Read the listing below and copy out every line that holds "Whymper".
### Material provided ###
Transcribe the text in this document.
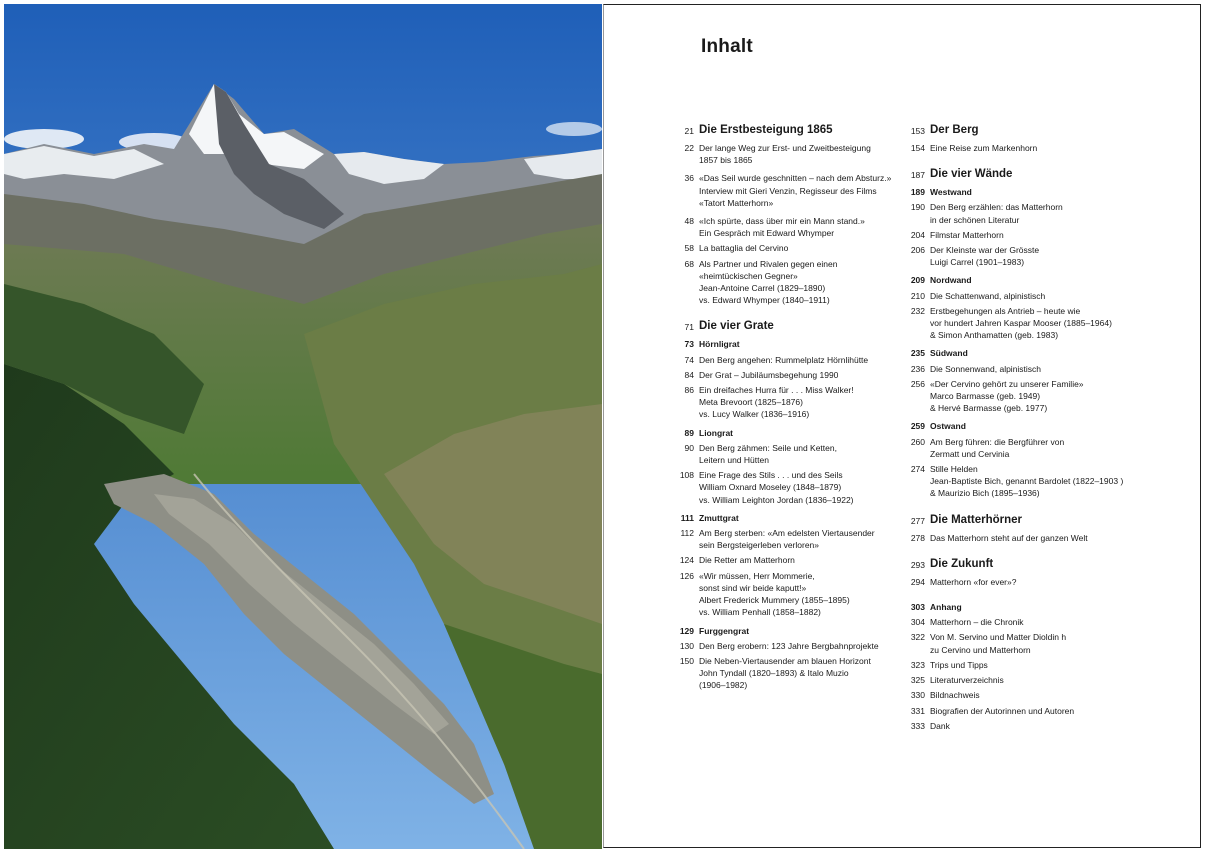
Inhalt
21 Die Erstbesteigung 1865
22 Der lange Weg zur Erst- und Zweitbesteigung
1857 bis 1865
36 «Das Seil wurde geschnitten – nach dem Absturz.»
Interview mit Gieri Venzin, Regisseur des Films
«Tatort Matterhorn»
48 «Ich spürte, dass über mir ein Mann stand.»
Ein Gespräch mit Edward Whymper
58 La battaglia del Cervino
68 Als Partner und Rivalen gegen einen
«heimtückischen Gegner»
Jean-Antoine Carrel (1829–1890)
vs. Edward Whymper (1840–1911)
71 Die vier Grate
73 Hörnligrat
74 Den Berg angehen: Rummelplatz Hörnlihütte
84 Der Grat – Jubiläumsbegehung 1990
86 Ein dreifaches Hurra für . . . Miss Walker!
Meta Brevoort (1825–1876)
vs. Lucy Walker (1836–1916)
89 Liongrat
90 Den Berg zähmen: Seile und Ketten,
Leitern und Hütten
108 Eine Frage des Stils . . . und des Seils
William Oxnard Moseley (1848–1879)
vs. William Leighton Jordan (1836–1922)
111 Zmuttgrat
112 Am Berg sterben: «Am edelsten Viertausender
sein Bergsteigerleben verloren»
124 Die Retter am Matterhorn
126 «Wir müssen, Herr Mommerie,
sonst sind wir beide kaputt!»
Albert Frederick Mummery (1855–1895)
vs. William Penhall (1858–1882)
129 Furggengrat
130 Den Berg erobern: 123 Jahre Bergbahnprojekte
150 Die Neben-Viertausender am blauen Horizont
John Tyndall (1820–1893) & Italo Muzio
(1906–1982)
153 Der Berg
154 Eine Reise zum Markenhorn
187 Die vier Wände
189 Westwand
190 Den Berg erzählen: das Matterhorn
in der schönen Literatur
204 Filmstar Matterhorn
206 Der Kleinste war der Grösste
Luigi Carrel (1901–1983)
209 Nordwand
210 Die Schattenwand, alpinistisch
232 Erstbegehungen als Antrieb – heute wie
vor hundert Jahren Kaspar Mooser (1885–1964)
& Simon Anthamatten (geb. 1983)
235 Südwand
236 Die Sonnenwand, alpinistisch
256 «Der Cervino gehört zu unserer Familie»
Marco Barmasse (geb. 1949)
& Hervé Barmasse (geb. 1977)
259 Ostwand
260 Am Berg führen: die Bergführer von
Zermatt und Cervinia
274 Stille Helden
Jean-Baptiste Bich, genannt Bardolet (1822–1903 )
& Maurizio Bich (1895–1936)
277 Die Matterhörner
278 Das Matterhorn steht auf der ganzen Welt
293 Die Zukunft
294 Matterhorn «for ever»?
303 Anhang
304 Matterhorn – die Chronik
322 Von M. Servino und Matter Dioldin h
zu Cervino und Matterhorn
323 Trips und Tipps
325 Literaturverzeichnis
330 Bildnachweis
331 Biografien der Autorinnen und Autoren
333 Dank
###
## Task result
Ein Gespräch mit Edward Whymper
vs. Edward Whymper (1840–1911)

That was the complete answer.